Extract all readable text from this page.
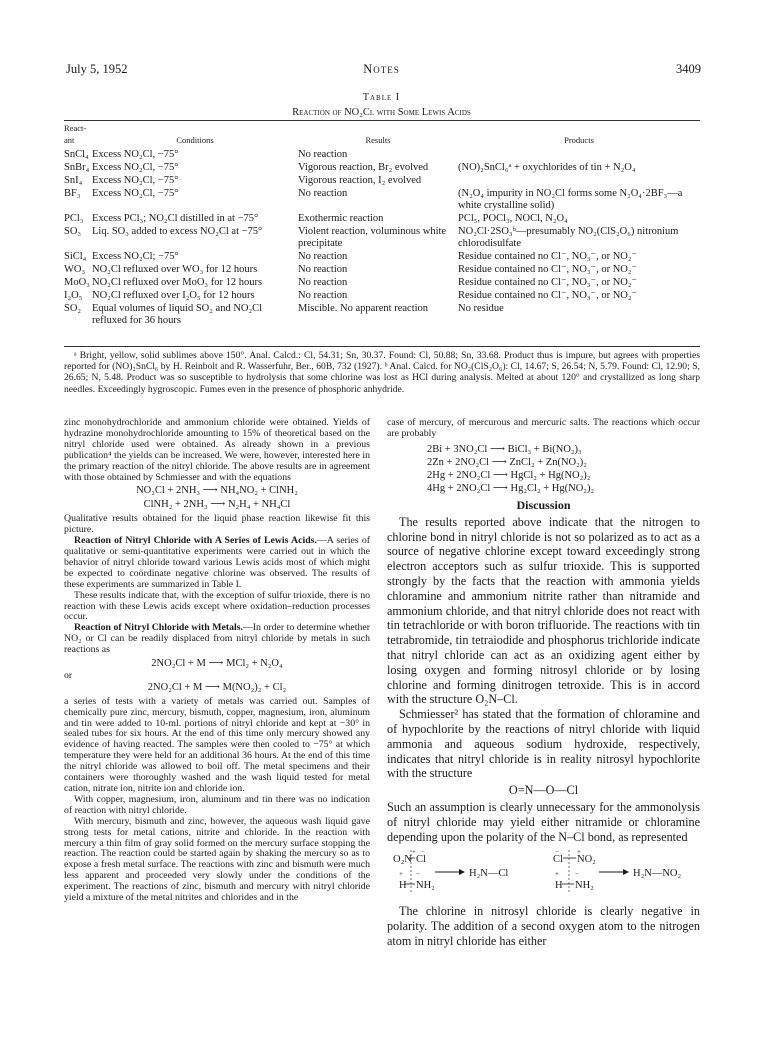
July 5, 1952	Notes	3409
Table I
Reaction of NO₂Cl with Some Lewis Acids
React-
ant	Conditions	Results	Products
SnCl₄	Excess NO₂Cl, −75°	No reaction	
SnBr₄	Excess NO₂Cl, −75°	Vigorous reaction, Br₂ evolved	(NO)₂SnCl₆ᵃ + oxychlorides of tin + N₂O₄
SnI₄	Excess NO₂Cl, −75°	Vigorous reaction, I₂ evolved	
BF₃	Excess NO₂Cl, −75°	No reaction	(N₂O₄ impurity in NO₂Cl forms some N₂O₄·2BF₃—a white crystalline solid)
PCl₃	Excess PCl₃; NO₂Cl distilled in at −75°	Exothermic reaction	PCl₅, POCl₃, NOCl, N₂O₄
SO₃	Liq. SO₃ added to excess NO₂Cl at −75°	Violent reaction, voluminous white precipitate	NO₂Cl·2SO₃ᵇ—presumably NO₂(ClS₂O₆) nitronium chlorodisulfate
SiCl₄	Excess NO₂Cl; −75°	No reaction	Residue contained no Cl⁻, NO₃⁻, or NO₂⁻
WO₃	NO₂Cl refluxed over WO₃ for 12 hours	No reaction	Residue contained no Cl⁻, NO₃⁻, or NO₂⁻
MoO₃	NO₂Cl refluxed over MoO₃ for 12 hours	No reaction	Residue contained no Cl⁻, NO₃⁻, or NO₂⁻
I₂O₅	NO₂Cl refluxed over I₂O₅ for 12 hours	No reaction	Residue contained no Cl⁻, NO₃⁻, or NO₂⁻
SO₂	Equal volumes of liquid SO₂ and NO₂Cl refluxed for 36 hours	Miscible. No apparent reaction	No residue

ᵃ Bright, yellow, solid sublimes above 150°. Anal. Calcd.: Cl, 54.31; Sn, 30.37. Found: Cl, 50.88; Sn, 33.68. Product thus is impure, but agrees with properties reported for (NO)₂SnCl₆ by H. Reinbolt and R. Wasserfuhr, Ber., 60B, 732 (1927). ᵇ Anal. Calcd. for NO₂(ClS₂O₆): Cl, 14.67; S, 26.54; N, 5.79. Found: Cl, 12.90; S, 26.65; N, 5.48. Product was so susceptible to hydrolysis that some chlorine was lost as HCl during analysis. Melted at about 120° and crystallized as long sharp needles. Exceedingly hygroscopic. Fumes even in the presence of phosphoric anhydride.

zinc monohydrochloride and ammonium chloride were obtained. Yields of hydrazine monohydrochloride amounting to 15% of theoretical based on the nitryl chloride used were obtained. As already shown in a previous publication⁴ the yields can be increased. We were, however, interested here in the primary reaction of the nitryl chloride. The above results are in agreement with those obtained by Schmiesser and with the equations

NO₂Cl + 2NH₃ ⟶ NH₄NO₂ + ClNH₂
ClNH₂ + 2NH₃ ⟶ N₂H₄ + NH₄Cl

Qualitative results obtained for the liquid phase reaction likewise fit this picture.

Reaction of Nitryl Chloride with A Series of Lewis Acids.—A series of qualitative or semi-quantitative experiments were carried out in which the behavior of nitryl chloride toward various Lewis acids most of which might be expected to coördinate negative chlorine was observed. The results of these experiments are summarized in Table I.

These results indicate that, with the exception of sulfur trioxide, there is no reaction with these Lewis acids except where oxidation–reduction processes occur.

Reaction of Nitryl Chloride with Metals.—In order to determine whether NO₂ or Cl can be readily displaced from nitryl chloride by metals in such reactions as

2NO₂Cl + M ⟶ MCl₂ + N₂O₄
or
2NO₂Cl + M ⟶ M(NO₂)₂ + Cl₂

a series of tests with a variety of metals was carried out. Samples of chemically pure zinc, mercury, bismuth, copper, magnesium, iron, aluminum and tin were added to 10-ml. portions of nitryl chloride and kept at −30° in sealed tubes for six hours. At the end of this time only mercury showed any evidence of having reacted. The samples were then cooled to −75° at which temperature they were held for an additional 36 hours. At the end of this time the nitryl chloride was allowed to boil off. The metal specimens and their containers were thoroughly washed and the wash liquid tested for metal cation, nitrate ion, nitrite ion and chloride ion.

With copper, magnesium, iron, aluminum and tin there was no indication of reaction with nitryl chloride.

With mercury, bismuth and zinc, however, the aqueous wash liquid gave strong tests for metal cations, nitrite and chloride. In the reaction with mercury a thin film of gray solid formed on the mercury surface stopping the reaction. The reaction could be started again by shaking the mercury so as to expose a fresh metal surface. The reactions with zinc and bismuth were much less apparent and proceeded very slowly under the conditions of the experiment. The reactions of zinc, bismuth and mercury with nitryl chloride yield a mixture of the metal nitrites and chlorides and in the

case of mercury, of mercurous and mercuric salts. The reactions which occur are probably

2Bi + 3NO₂Cl ⟶ BiCl₃ + Bi(NO₂)₃
2Zn + 2NO₂Cl ⟶ ZnCl₂ + Zn(NO₂)₂
2Hg + 2NO₂Cl ⟶ HgCl₂ + Hg(NO₂)₂
4Hg + 2NO₂Cl ⟶ Hg₂Cl₂ + Hg(NO₂)₂
Discussion

The results reported above indicate that the nitrogen to chlorine bond in nitryl chloride is not so polarized as to act as a source of negative chlorine except toward exceedingly strong electron acceptors such as sulfur trioxide. This is supported strongly by the facts that the reaction with ammonia yields chloramine and ammonium nitrite rather than nitramide and ammonium chloride, and that nitryl chloride does not react with tin tetrachloride or with boron trifluoride. The reactions with tin tetrabromide, tin tetraiodide and phosphorus trichloride indicate that nitryl chloride can act as an oxidizing agent either by losing oxygen and forming nitrosyl chloride or by losing chlorine and forming dinitrogen tetroxide. This is in accord with the structure O₂N–Cl.

Schmiesser² has stated that the formation of chloramine and of hypochlorite by the reactions of nitryl chloride with liquid ammonia and aqueous sodium hydroxide, respectively, indicates that nitryl chloride is in reality nitrosyl hypochlorite with the structure

O=N—O—Cl

Such an assumption is clearly unnecessary for the ammonolysis of nitryl chloride may yield either nitramide or chloramine depending upon the polarity of the N–Cl bond, as represented

O₂N Cl
+ −
H NH₂
+ −	H₂N—Cl
Cl NO₂
−	+
H NH₂
+ −	H₂N—NO₂

The chlorine in nitrosyl chloride is clearly negative in polarity. The addition of a second oxygen atom to the nitrogen atom in nitryl chloride has either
──────────────────────────────
In the entries above, identify every line with the word "ClS₂O₆". Copy those lines.

SO₃	Liq. SO₃ added to excess NO₂Cl at −75°	Violent reaction, voluminous white precipitate	NO₂Cl·2SO₃ᵇ—presumably NO₂(ClS₂O₆) nitronium chlorodisulfate
ᵃ Bright, yellow, solid sublimes above 150°. Anal. Calcd.: Cl, 54.31; Sn, 30.37. Found: Cl, 50.88; Sn, 33.68. Product thus is impure, but agrees with properties reported for (NO)₂SnCl₆ by H. Reinbolt and R. Wasserfuhr, Ber., 60B, 732 (1927). ᵇ Anal. Calcd. for NO₂(ClS₂O₆): Cl, 14.67; S, 26.54; N, 5.79. Found: Cl, 12.90; S, 26.65; N, 5.48. Product was so susceptible to hydrolysis that some chlorine was lost as HCl during analysis. Melted at about 120° and crystallized as long sharp needles. Exceedingly hygroscopic. Fumes even in the presence of phosphoric anhydride.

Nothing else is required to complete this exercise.